**Exercise prompt:** Without the pictures, return each record as it appears.

**Data for this exercise:**
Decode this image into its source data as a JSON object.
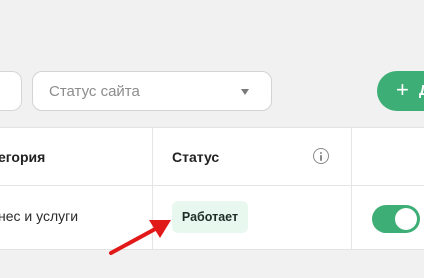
{
  "filters": {
    "status_placeholder": "Статус сайта",
    "add_button_label": "Д",
    "add_button_icon": "+"
  },
  "table": {
    "headers": {
      "category": "егория",
      "status": "Статус"
    },
    "row": {
      "category": "нес и услуги",
      "status_badge": "Работает",
      "toggle_on": true
    }
  },
  "icons": {
    "info": "info-icon",
    "select_caret": "chevron-down-icon",
    "annotation": "red-arrow-icon"
  },
  "colors": {
    "accent_green": "#3dae75",
    "badge_bg": "#e8f8ef",
    "annotation_red": "#e11919"
  }
}
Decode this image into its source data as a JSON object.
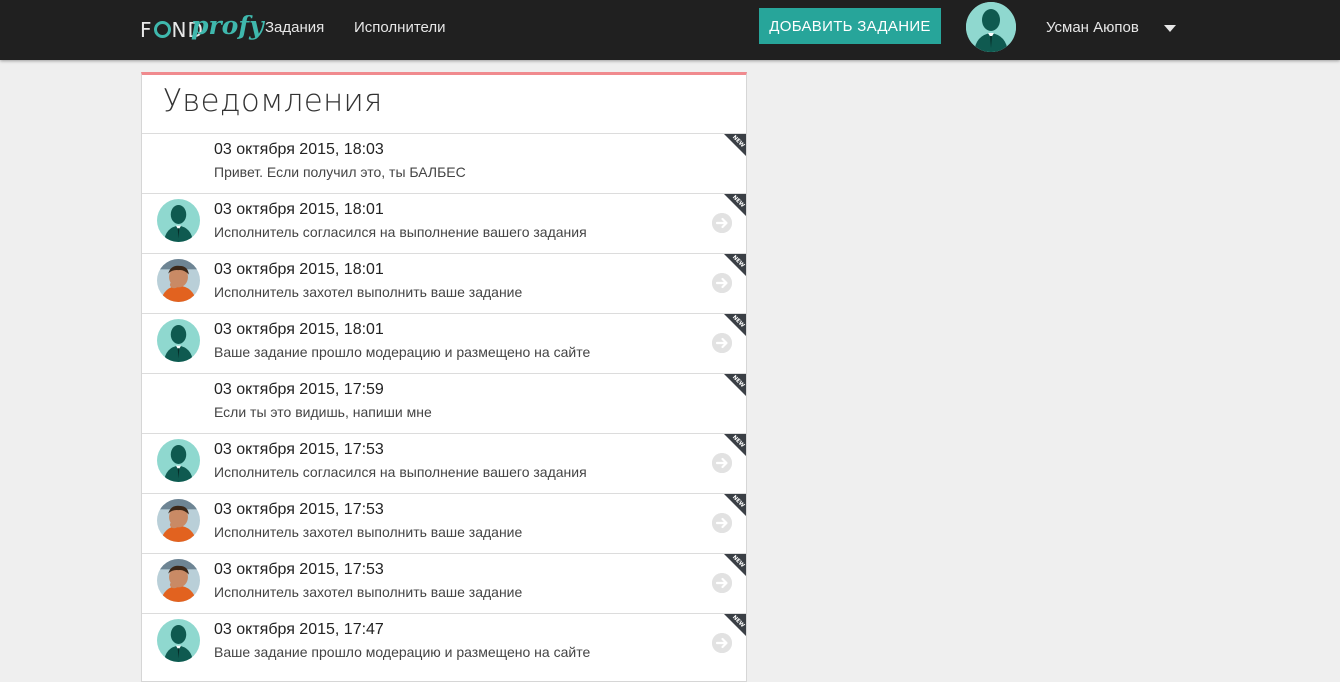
{
  "header": {
    "logo": {
      "part1": "F",
      "part2": "ND",
      "part3": "profy"
    },
    "nav": {
      "tasks": "Задания",
      "executors": "Исполнители"
    },
    "add_task_label": "ДОБАВИТЬ ЗАДАНИЕ",
    "user_name": "Усман Аюпов"
  },
  "page": {
    "title": "Уведомления"
  },
  "badge": {
    "new_label": "NEW"
  },
  "colors": {
    "accent": "#27a59a",
    "panel_top_border": "#f08a8e",
    "topbar": "#202020"
  },
  "notifications": [
    {
      "date": "03 октября 2015, 18:03",
      "text": "Привет. Если получил это, ты БАЛБЕС",
      "avatar": "none",
      "arrow": false,
      "is_new": true
    },
    {
      "date": "03 октября 2015, 18:01",
      "text": "Исполнитель согласился на выполнение вашего задания",
      "avatar": "silhouette",
      "arrow": true,
      "is_new": true
    },
    {
      "date": "03 октября 2015, 18:01",
      "text": "Исполнитель захотел выполнить ваше задание",
      "avatar": "photo",
      "arrow": true,
      "is_new": true
    },
    {
      "date": "03 октября 2015, 18:01",
      "text": "Ваше задание прошло модерацию и размещено на сайте",
      "avatar": "silhouette",
      "arrow": true,
      "is_new": true
    },
    {
      "date": "03 октября 2015, 17:59",
      "text": "Если ты это видишь, напиши мне",
      "avatar": "none",
      "arrow": false,
      "is_new": true
    },
    {
      "date": "03 октября 2015, 17:53",
      "text": "Исполнитель согласился на выполнение вашего задания",
      "avatar": "silhouette",
      "arrow": true,
      "is_new": true
    },
    {
      "date": "03 октября 2015, 17:53",
      "text": "Исполнитель захотел выполнить ваше задание",
      "avatar": "photo",
      "arrow": true,
      "is_new": true
    },
    {
      "date": "03 октября 2015, 17:53",
      "text": "Исполнитель захотел выполнить ваше задание",
      "avatar": "photo",
      "arrow": true,
      "is_new": true
    },
    {
      "date": "03 октября 2015, 17:47",
      "text": "Ваше задание прошло модерацию и размещено на сайте",
      "avatar": "silhouette",
      "arrow": true,
      "is_new": true
    }
  ]
}
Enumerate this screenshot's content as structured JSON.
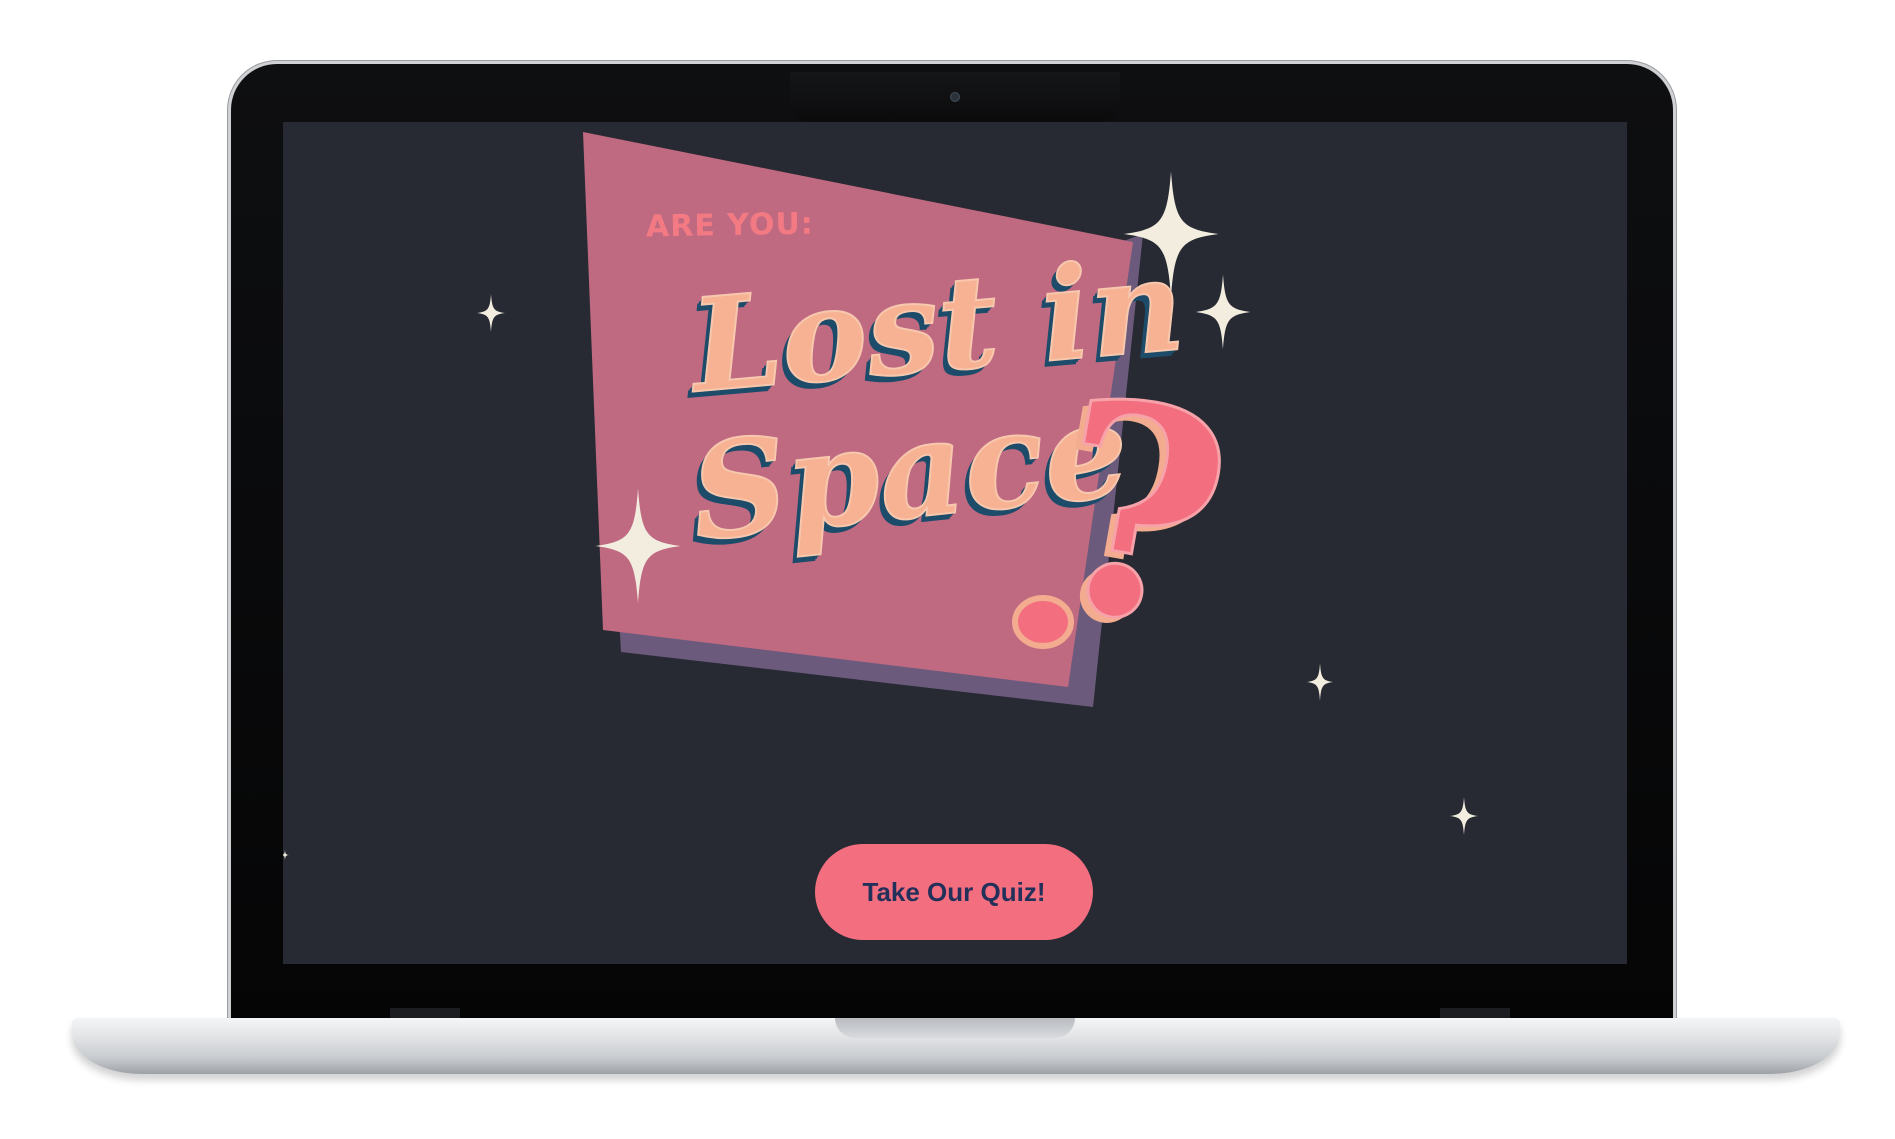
{
  "hero": {
    "kicker": "ARE YOU:",
    "title_line_1": "Lost in",
    "title_line_2": "Space",
    "title_mark": "?"
  },
  "cta": {
    "label": "Take Our Quiz!"
  },
  "colors": {
    "screen_background": "#272a33",
    "card_front": "#c06a82",
    "card_back": "#6c5a7d",
    "title_fill": "#f6b292",
    "title_outline": "#1d4c6a",
    "accent_pink": "#f36e7f",
    "sparkle": "#f3ede0",
    "button_text": "#23305a"
  },
  "icons": {
    "sparkle": "four-point-star-icon"
  }
}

**Task response:**
Decode this image into its source data as a JSON object.
{
  "filters": {
    "status_placeholder": "Статус сайта",
    "add_button_label": "Д",
    "add_button_icon": "+"
  },
  "table": {
    "headers": {
      "category": "егория",
      "status": "Статус"
    },
    "row": {
      "category": "нес и услуги",
      "status_badge": "Работает",
      "toggle_on": true
    }
  },
  "icons": {
    "info": "info-icon",
    "select_caret": "chevron-down-icon",
    "annotation": "red-arrow-icon"
  },
  "colors": {
    "accent_green": "#3dae75",
    "badge_bg": "#e8f8ef",
    "annotation_red": "#e11919"
  }
}
Decode this image into its source data as a JSON object.
{
  "header": {
    "logo": {
      "part1": "F",
      "part2": "ND",
      "part3": "profy"
    },
    "nav": {
      "tasks": "Задания",
      "executors": "Исполнители"
    },
    "add_task_label": "ДОБАВИТЬ ЗАДАНИЕ",
    "user_name": "Усман Аюпов"
  },
  "page": {
    "title": "Уведомления"
  },
  "badge": {
    "new_label": "NEW"
  },
  "colors": {
    "accent": "#27a59a",
    "panel_top_border": "#f08a8e",
    "topbar": "#202020"
  },
  "notifications": [
    {
      "date": "03 октября 2015, 18:03",
      "text": "Привет. Если получил это, ты БАЛБЕС",
      "avatar": "none",
      "arrow": false,
      "is_new": true
    },
    {
      "date": "03 октября 2015, 18:01",
      "text": "Исполнитель согласился на выполнение вашего задания",
      "avatar": "silhouette",
      "arrow": true,
      "is_new": true
    },
    {
      "date": "03 октября 2015, 18:01",
      "text": "Исполнитель захотел выполнить ваше задание",
      "avatar": "photo",
      "arrow": true,
      "is_new": true
    },
    {
      "date": "03 октября 2015, 18:01",
      "text": "Ваше задание прошло модерацию и размещено на сайте",
      "avatar": "silhouette",
      "arrow": true,
      "is_new": true
    },
    {
      "date": "03 октября 2015, 17:59",
      "text": "Если ты это видишь, напиши мне",
      "avatar": "none",
      "arrow": false,
      "is_new": true
    },
    {
      "date": "03 октября 2015, 17:53",
      "text": "Исполнитель согласился на выполнение вашего задания",
      "avatar": "silhouette",
      "arrow": true,
      "is_new": true
    },
    {
      "date": "03 октября 2015, 17:53",
      "text": "Исполнитель захотел выполнить ваше задание",
      "avatar": "photo",
      "arrow": true,
      "is_new": true
    },
    {
      "date": "03 октября 2015, 17:53",
      "text": "Исполнитель захотел выполнить ваше задание",
      "avatar": "photo",
      "arrow": true,
      "is_new": true
    },
    {
      "date": "03 октября 2015, 17:47",
      "text": "Ваше задание прошло модерацию и размещено на сайте",
      "avatar": "silhouette",
      "arrow": true,
      "is_new": true
    }
  ]
}
Enumerate this screenshot's content as structured JSON.
{
  "hero": {
    "kicker": "ARE YOU:",
    "title_line_1": "Lost in",
    "title_line_2": "Space",
    "title_mark": "?"
  },
  "cta": {
    "label": "Take Our Quiz!"
  },
  "colors": {
    "screen_background": "#272a33",
    "card_front": "#c06a82",
    "card_back": "#6c5a7d",
    "title_fill": "#f6b292",
    "title_outline": "#1d4c6a",
    "accent_pink": "#f36e7f",
    "sparkle": "#f3ede0",
    "button_text": "#23305a"
  },
  "icons": {
    "sparkle": "four-point-star-icon"
  }
}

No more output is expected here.